**Written problem:**
Every entry that follows should be repeated exactly; drop the images.

**Records shown:**
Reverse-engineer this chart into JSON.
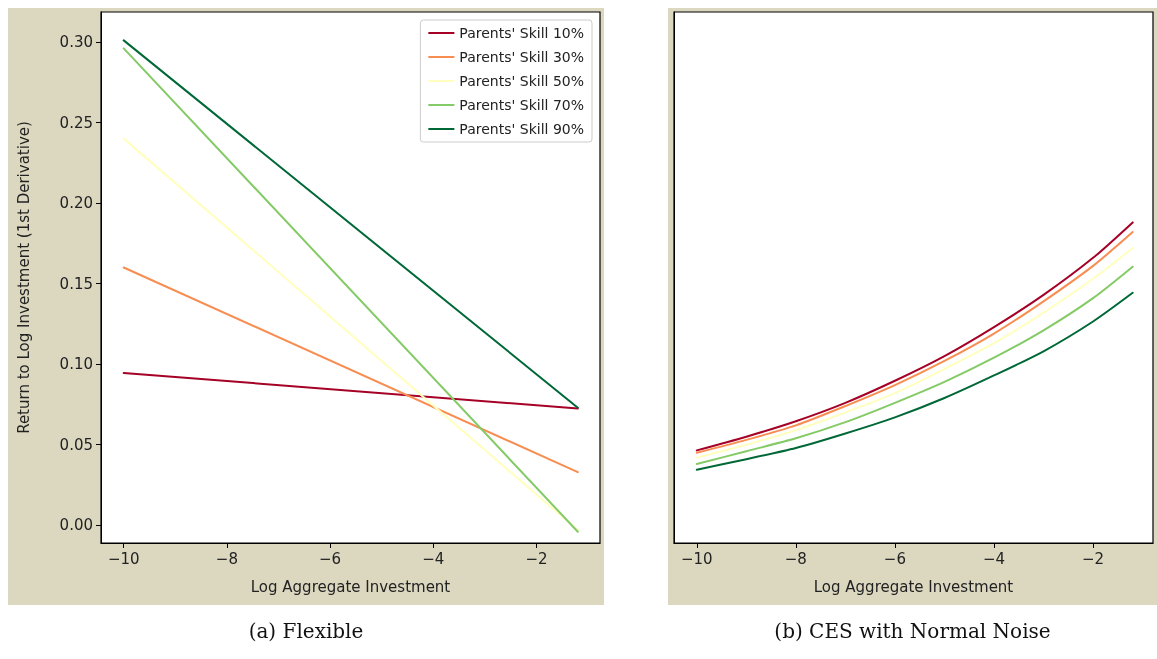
{
  "chart_data": [
    {
      "type": "line",
      "title": "(a) Flexible",
      "xlabel": "Log Aggregate Investment",
      "ylabel": "Return to Log Investment (1st Derivative)",
      "xlim": [
        -10.44,
        -0.77
      ],
      "ylim": [
        -0.011,
        0.3186
      ],
      "xticks": [
        {
          "value": -10,
          "label": "−10"
        },
        {
          "value": -8,
          "label": "−8"
        },
        {
          "value": -6,
          "label": "−6"
        },
        {
          "value": -4,
          "label": "−4"
        },
        {
          "value": -2,
          "label": "−2"
        }
      ],
      "yticks": [
        {
          "value": 0,
          "label": "0.00"
        },
        {
          "value": 0.05,
          "label": "0.05"
        },
        {
          "value": 0.1,
          "label": "0.10"
        },
        {
          "value": 0.15,
          "label": "0.15"
        },
        {
          "value": 0.2,
          "label": "0.20"
        },
        {
          "value": 0.25,
          "label": "0.25"
        },
        {
          "value": 0.3,
          "label": "0.30"
        }
      ],
      "grid": false,
      "legend": "top right",
      "x": [
        -10,
        -1.2
      ],
      "series": [
        {
          "name": "Parents' Skill 10%",
          "color": "#a50026",
          "values": [
            0.0945,
            0.0725
          ]
        },
        {
          "name": "Parents' Skill 30%",
          "color": "#f88d52",
          "values": [
            0.16,
            0.033
          ]
        },
        {
          "name": "Parents' Skill 50%",
          "color": "#ffffbf",
          "values": [
            0.24,
            -0.003
          ]
        },
        {
          "name": "Parents' Skill 70%",
          "color": "#84ca66",
          "values": [
            0.296,
            -0.004
          ]
        },
        {
          "name": "Parents' Skill 90%",
          "color": "#006837",
          "values": [
            0.301,
            0.073
          ]
        }
      ]
    },
    {
      "type": "line",
      "title": "(b) CES with Normal Noise",
      "xlabel": "Log Aggregate Investment",
      "xlim": [
        -10.46,
        -0.79
      ],
      "ylim": [
        -0.011,
        0.3186
      ],
      "xticks": [
        {
          "value": -10,
          "label": "−10"
        },
        {
          "value": -8,
          "label": "−8"
        },
        {
          "value": -6,
          "label": "−6"
        },
        {
          "value": -4,
          "label": "−4"
        },
        {
          "value": -2,
          "label": "−2"
        }
      ],
      "tick_labels": "x",
      "grid": false,
      "x": [
        -10,
        -9,
        -8,
        -7,
        -6,
        -5,
        -4,
        -3,
        -2,
        -1.2
      ],
      "series": [
        {
          "color": "#a50026",
          "values": [
            0.0465,
            0.055,
            0.0646,
            0.076,
            0.0897,
            0.105,
            0.123,
            0.143,
            0.166,
            0.188
          ]
        },
        {
          "color": "#f88d52",
          "values": [
            0.045,
            0.053,
            0.062,
            0.074,
            0.087,
            0.102,
            0.119,
            0.139,
            0.161,
            0.182
          ]
        },
        {
          "color": "#ffffbf",
          "values": [
            0.042,
            0.05,
            0.059,
            0.07,
            0.082,
            0.097,
            0.113,
            0.132,
            0.153,
            0.172
          ]
        },
        {
          "color": "#84ca66",
          "values": [
            0.038,
            0.046,
            0.054,
            0.064,
            0.076,
            0.089,
            0.104,
            0.121,
            0.141,
            0.1605
          ]
        },
        {
          "color": "#006837",
          "values": [
            0.0345,
            0.041,
            0.048,
            0.057,
            0.067,
            0.079,
            0.093,
            0.108,
            0.1265,
            0.1443
          ]
        }
      ]
    }
  ]
}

**The completed task:**
Reverse-engineer this chart into JSON.
{
  "chart_data": [
    {
      "type": "line",
      "title": "(a) Flexible",
      "xlabel": "Log Aggregate Investment",
      "ylabel": "Return to Log Investment (1st Derivative)",
      "xlim": [
        -10.44,
        -0.77
      ],
      "ylim": [
        -0.011,
        0.3186
      ],
      "xticks": [
        {
          "value": -10,
          "label": "−10"
        },
        {
          "value": -8,
          "label": "−8"
        },
        {
          "value": -6,
          "label": "−6"
        },
        {
          "value": -4,
          "label": "−4"
        },
        {
          "value": -2,
          "label": "−2"
        }
      ],
      "yticks": [
        {
          "value": 0,
          "label": "0.00"
        },
        {
          "value": 0.05,
          "label": "0.05"
        },
        {
          "value": 0.1,
          "label": "0.10"
        },
        {
          "value": 0.15,
          "label": "0.15"
        },
        {
          "value": 0.2,
          "label": "0.20"
        },
        {
          "value": 0.25,
          "label": "0.25"
        },
        {
          "value": 0.3,
          "label": "0.30"
        }
      ],
      "grid": false,
      "legend": "top right",
      "x": [
        -10,
        -1.2
      ],
      "series": [
        {
          "name": "Parents' Skill 10%",
          "color": "#a50026",
          "values": [
            0.0945,
            0.0725
          ]
        },
        {
          "name": "Parents' Skill 30%",
          "color": "#f88d52",
          "values": [
            0.16,
            0.033
          ]
        },
        {
          "name": "Parents' Skill 50%",
          "color": "#ffffbf",
          "values": [
            0.24,
            -0.003
          ]
        },
        {
          "name": "Parents' Skill 70%",
          "color": "#84ca66",
          "values": [
            0.296,
            -0.004
          ]
        },
        {
          "name": "Parents' Skill 90%",
          "color": "#006837",
          "values": [
            0.301,
            0.073
          ]
        }
      ]
    },
    {
      "type": "line",
      "title": "(b) CES with Normal Noise",
      "xlabel": "Log Aggregate Investment",
      "xlim": [
        -10.46,
        -0.79
      ],
      "ylim": [
        -0.011,
        0.3186
      ],
      "xticks": [
        {
          "value": -10,
          "label": "−10"
        },
        {
          "value": -8,
          "label": "−8"
        },
        {
          "value": -6,
          "label": "−6"
        },
        {
          "value": -4,
          "label": "−4"
        },
        {
          "value": -2,
          "label": "−2"
        }
      ],
      "tick_labels": "x",
      "grid": false,
      "x": [
        -10,
        -9,
        -8,
        -7,
        -6,
        -5,
        -4,
        -3,
        -2,
        -1.2
      ],
      "series": [
        {
          "color": "#a50026",
          "values": [
            0.0465,
            0.055,
            0.0646,
            0.076,
            0.0897,
            0.105,
            0.123,
            0.143,
            0.166,
            0.188
          ]
        },
        {
          "color": "#f88d52",
          "values": [
            0.045,
            0.053,
            0.062,
            0.074,
            0.087,
            0.102,
            0.119,
            0.139,
            0.161,
            0.182
          ]
        },
        {
          "color": "#ffffbf",
          "values": [
            0.042,
            0.05,
            0.059,
            0.07,
            0.082,
            0.097,
            0.113,
            0.132,
            0.153,
            0.172
          ]
        },
        {
          "color": "#84ca66",
          "values": [
            0.038,
            0.046,
            0.054,
            0.064,
            0.076,
            0.089,
            0.104,
            0.121,
            0.141,
            0.1605
          ]
        },
        {
          "color": "#006837",
          "values": [
            0.0345,
            0.041,
            0.048,
            0.057,
            0.067,
            0.079,
            0.093,
            0.108,
            0.1265,
            0.1443
          ]
        }
      ]
    }
  ]
}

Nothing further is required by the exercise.